Excerpt
Worldwide: Investment Outlook - February 2013

Last Updated: 12 February 2013
Article by Jonathan Davis, Michael Quach and Christopher Bates

INVESTMENT REVIEW - A STRONG START TO THE NEW YEAR

Equity markets have begun 2013 with more than their usual bout of New Year enthusiasm, buoyed by an improvement in investor confidence and tentative signs that the global economic landscape may be stabilising.

US

The S&P 500 Index has enjoyed its longest rally since 2006 and finally broke through 1500 for the first time in over five years as improving investor sentiment continues to drive markets forward. To add to the easing of 'fiscal cliff' worries, three-quarters of S&P 500 companies beat analyst forecasts for fourth quarter corporate earnings, admittedly only after expectations had been lowered in advance. The market rally continued despite the market's former most valuable stock, Apple, falling by more than 10% on the back of cautious earnings guidance and concerns about its ability to sustain its past levels of growth. After an anxious end to 2012, political tensions in Washington eased after the House of Representatives agreed to suspend, though only temporarily, the US Federal borrowing limit, also known as the debt ceiling. It gives Congress further breathing space in which to agree a long-term solution to the problem of the rampant US fiscal deficit. The move, seen as a significant compromise by the Republicans, was welcomed by ratings agencies, and removes the immediate threat of a US credit rating downgrade. However an agreement is still needed to prevent automatic spending cuts taking effect on 1 March 2013, so the political risk of further gridlock has not been removed entirely.

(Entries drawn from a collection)
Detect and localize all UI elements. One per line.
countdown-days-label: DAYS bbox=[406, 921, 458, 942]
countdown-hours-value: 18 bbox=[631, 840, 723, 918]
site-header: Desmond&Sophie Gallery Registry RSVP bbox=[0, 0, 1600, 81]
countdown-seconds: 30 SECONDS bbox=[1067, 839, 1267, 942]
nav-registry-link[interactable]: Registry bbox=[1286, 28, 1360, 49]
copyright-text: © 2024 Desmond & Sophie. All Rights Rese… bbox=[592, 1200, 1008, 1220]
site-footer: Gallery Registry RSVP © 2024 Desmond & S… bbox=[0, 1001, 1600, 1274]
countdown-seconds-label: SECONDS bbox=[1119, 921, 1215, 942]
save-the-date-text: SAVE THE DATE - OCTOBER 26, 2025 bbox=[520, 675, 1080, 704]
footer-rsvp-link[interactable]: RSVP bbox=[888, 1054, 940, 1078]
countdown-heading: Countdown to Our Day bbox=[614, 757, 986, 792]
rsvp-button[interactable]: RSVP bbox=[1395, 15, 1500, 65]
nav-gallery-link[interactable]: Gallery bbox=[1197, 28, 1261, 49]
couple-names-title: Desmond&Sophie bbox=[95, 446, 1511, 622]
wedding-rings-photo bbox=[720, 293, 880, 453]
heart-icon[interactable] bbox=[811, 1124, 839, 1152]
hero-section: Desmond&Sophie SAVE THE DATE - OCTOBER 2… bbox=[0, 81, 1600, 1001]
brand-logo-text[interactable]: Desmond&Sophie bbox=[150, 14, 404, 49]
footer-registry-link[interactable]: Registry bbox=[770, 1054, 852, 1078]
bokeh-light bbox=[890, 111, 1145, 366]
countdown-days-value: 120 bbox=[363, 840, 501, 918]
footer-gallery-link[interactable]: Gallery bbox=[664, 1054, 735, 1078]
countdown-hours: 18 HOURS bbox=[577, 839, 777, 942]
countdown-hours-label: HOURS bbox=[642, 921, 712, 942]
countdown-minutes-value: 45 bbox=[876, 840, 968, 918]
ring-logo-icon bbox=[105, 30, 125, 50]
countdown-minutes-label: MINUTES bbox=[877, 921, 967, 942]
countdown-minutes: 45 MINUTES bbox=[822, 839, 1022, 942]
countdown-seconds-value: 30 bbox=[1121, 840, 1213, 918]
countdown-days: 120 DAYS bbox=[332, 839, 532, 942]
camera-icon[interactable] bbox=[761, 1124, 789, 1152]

Description of the task
Copy the investment outlook again, beginning at the words "Last Updated: 12" and stopping after "may be stabilising.", and swap "enthusiasm" for "optimism". The items are not needed for any of this work.

Exercise response
Last Updated: 12 February 2013
Article by Jonathan Davis, Michael Quach and Christopher Bates

INVESTMENT REVIEW - A STRONG START TO THE NEW YEAR

Equity markets have begun 2013 with more than their usual bout of New Year optimism, buoyed by an improvement in investor confidence and tentative signs that the global economic landscape may be stabilising.